*Exercise requirements:* What is the count of lines in the listing below that hold the string "fois"? Reply with that number alone.

*Supplied information:*
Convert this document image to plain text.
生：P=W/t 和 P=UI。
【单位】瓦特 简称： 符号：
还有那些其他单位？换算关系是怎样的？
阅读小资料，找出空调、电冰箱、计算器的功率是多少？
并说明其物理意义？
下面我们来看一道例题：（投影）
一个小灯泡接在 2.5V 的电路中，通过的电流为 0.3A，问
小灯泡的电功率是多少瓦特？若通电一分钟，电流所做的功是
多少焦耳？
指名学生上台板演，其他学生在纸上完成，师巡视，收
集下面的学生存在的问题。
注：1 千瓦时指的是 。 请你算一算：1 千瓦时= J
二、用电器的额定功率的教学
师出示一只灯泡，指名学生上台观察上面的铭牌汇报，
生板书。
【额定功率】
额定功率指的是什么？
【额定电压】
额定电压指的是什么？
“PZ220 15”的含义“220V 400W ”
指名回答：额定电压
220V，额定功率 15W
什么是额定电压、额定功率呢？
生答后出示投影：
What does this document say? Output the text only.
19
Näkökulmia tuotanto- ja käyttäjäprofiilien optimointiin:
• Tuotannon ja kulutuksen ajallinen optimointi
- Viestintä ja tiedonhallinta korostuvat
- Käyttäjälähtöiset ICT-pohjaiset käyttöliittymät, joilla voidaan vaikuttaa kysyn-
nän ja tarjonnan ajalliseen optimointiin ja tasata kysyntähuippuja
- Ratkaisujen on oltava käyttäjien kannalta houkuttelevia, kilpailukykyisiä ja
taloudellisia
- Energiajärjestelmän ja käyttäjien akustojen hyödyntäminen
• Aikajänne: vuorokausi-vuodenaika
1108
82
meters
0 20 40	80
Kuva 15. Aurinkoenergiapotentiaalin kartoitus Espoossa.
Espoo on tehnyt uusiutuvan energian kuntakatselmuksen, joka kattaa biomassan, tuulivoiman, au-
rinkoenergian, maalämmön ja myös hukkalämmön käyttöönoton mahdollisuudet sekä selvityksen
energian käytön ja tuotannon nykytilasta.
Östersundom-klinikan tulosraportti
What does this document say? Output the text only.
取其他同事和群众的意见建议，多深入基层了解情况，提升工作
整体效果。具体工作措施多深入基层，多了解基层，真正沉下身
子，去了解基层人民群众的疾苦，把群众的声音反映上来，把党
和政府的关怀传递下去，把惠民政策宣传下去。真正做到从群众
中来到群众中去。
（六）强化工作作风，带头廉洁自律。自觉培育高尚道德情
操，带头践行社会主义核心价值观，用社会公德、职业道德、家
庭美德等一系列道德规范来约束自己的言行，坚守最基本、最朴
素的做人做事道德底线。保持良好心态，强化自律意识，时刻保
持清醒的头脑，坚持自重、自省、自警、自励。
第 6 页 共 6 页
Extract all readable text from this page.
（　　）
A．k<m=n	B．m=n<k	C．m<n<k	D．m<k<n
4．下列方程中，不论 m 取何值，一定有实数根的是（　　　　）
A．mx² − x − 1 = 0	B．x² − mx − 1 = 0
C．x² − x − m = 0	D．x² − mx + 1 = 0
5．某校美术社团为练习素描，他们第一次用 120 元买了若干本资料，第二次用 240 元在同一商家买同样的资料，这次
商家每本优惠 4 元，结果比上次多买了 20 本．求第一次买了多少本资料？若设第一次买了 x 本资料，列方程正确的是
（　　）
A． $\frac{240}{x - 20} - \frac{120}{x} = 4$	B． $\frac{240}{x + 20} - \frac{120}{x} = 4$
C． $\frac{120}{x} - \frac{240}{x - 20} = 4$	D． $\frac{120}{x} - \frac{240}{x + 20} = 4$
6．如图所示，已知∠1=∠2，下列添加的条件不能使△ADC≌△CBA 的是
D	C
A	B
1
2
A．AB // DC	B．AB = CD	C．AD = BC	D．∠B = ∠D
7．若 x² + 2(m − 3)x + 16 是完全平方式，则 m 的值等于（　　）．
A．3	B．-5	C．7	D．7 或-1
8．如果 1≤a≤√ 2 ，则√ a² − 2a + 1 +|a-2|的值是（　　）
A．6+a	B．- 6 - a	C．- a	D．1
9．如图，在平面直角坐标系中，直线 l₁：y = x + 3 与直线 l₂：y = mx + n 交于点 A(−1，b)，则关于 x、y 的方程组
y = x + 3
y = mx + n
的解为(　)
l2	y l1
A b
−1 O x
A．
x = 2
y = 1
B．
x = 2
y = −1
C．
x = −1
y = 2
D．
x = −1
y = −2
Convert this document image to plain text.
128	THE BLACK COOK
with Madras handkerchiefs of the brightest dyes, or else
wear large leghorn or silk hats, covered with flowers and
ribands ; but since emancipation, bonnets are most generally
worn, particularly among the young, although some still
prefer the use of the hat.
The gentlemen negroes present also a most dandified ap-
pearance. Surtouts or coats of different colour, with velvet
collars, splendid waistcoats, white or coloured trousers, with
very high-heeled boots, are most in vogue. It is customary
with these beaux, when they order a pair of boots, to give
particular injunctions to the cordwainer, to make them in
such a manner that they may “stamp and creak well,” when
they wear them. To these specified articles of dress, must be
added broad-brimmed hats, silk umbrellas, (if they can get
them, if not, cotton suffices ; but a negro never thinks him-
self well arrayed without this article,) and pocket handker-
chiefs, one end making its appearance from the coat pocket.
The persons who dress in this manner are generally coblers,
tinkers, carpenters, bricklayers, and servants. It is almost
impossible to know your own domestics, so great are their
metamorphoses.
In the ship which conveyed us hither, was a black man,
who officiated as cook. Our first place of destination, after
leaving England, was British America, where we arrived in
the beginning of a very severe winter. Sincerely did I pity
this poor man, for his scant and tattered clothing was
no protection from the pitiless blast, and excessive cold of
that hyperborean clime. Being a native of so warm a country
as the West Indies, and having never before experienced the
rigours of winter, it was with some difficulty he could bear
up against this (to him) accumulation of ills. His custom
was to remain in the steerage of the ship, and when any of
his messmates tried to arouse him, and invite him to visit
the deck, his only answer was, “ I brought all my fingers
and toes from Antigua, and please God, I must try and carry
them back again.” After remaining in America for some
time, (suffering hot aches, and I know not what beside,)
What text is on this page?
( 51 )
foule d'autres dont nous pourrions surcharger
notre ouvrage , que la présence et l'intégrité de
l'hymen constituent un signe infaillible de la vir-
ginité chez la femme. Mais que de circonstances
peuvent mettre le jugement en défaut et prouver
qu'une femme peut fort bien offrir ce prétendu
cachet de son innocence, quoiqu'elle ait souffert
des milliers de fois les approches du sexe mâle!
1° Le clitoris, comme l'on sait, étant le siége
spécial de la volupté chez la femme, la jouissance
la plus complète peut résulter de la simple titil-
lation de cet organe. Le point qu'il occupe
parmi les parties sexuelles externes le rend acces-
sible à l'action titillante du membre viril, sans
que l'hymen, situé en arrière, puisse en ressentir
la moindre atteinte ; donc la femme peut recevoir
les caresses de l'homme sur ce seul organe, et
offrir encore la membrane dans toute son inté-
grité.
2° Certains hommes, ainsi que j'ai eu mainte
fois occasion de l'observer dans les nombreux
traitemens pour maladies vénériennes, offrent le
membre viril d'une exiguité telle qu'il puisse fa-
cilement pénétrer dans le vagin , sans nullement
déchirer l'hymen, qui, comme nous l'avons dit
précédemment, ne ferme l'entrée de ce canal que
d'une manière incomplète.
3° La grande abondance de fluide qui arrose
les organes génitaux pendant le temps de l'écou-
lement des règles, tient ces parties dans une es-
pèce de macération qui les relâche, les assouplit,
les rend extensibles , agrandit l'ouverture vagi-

*Result:* 2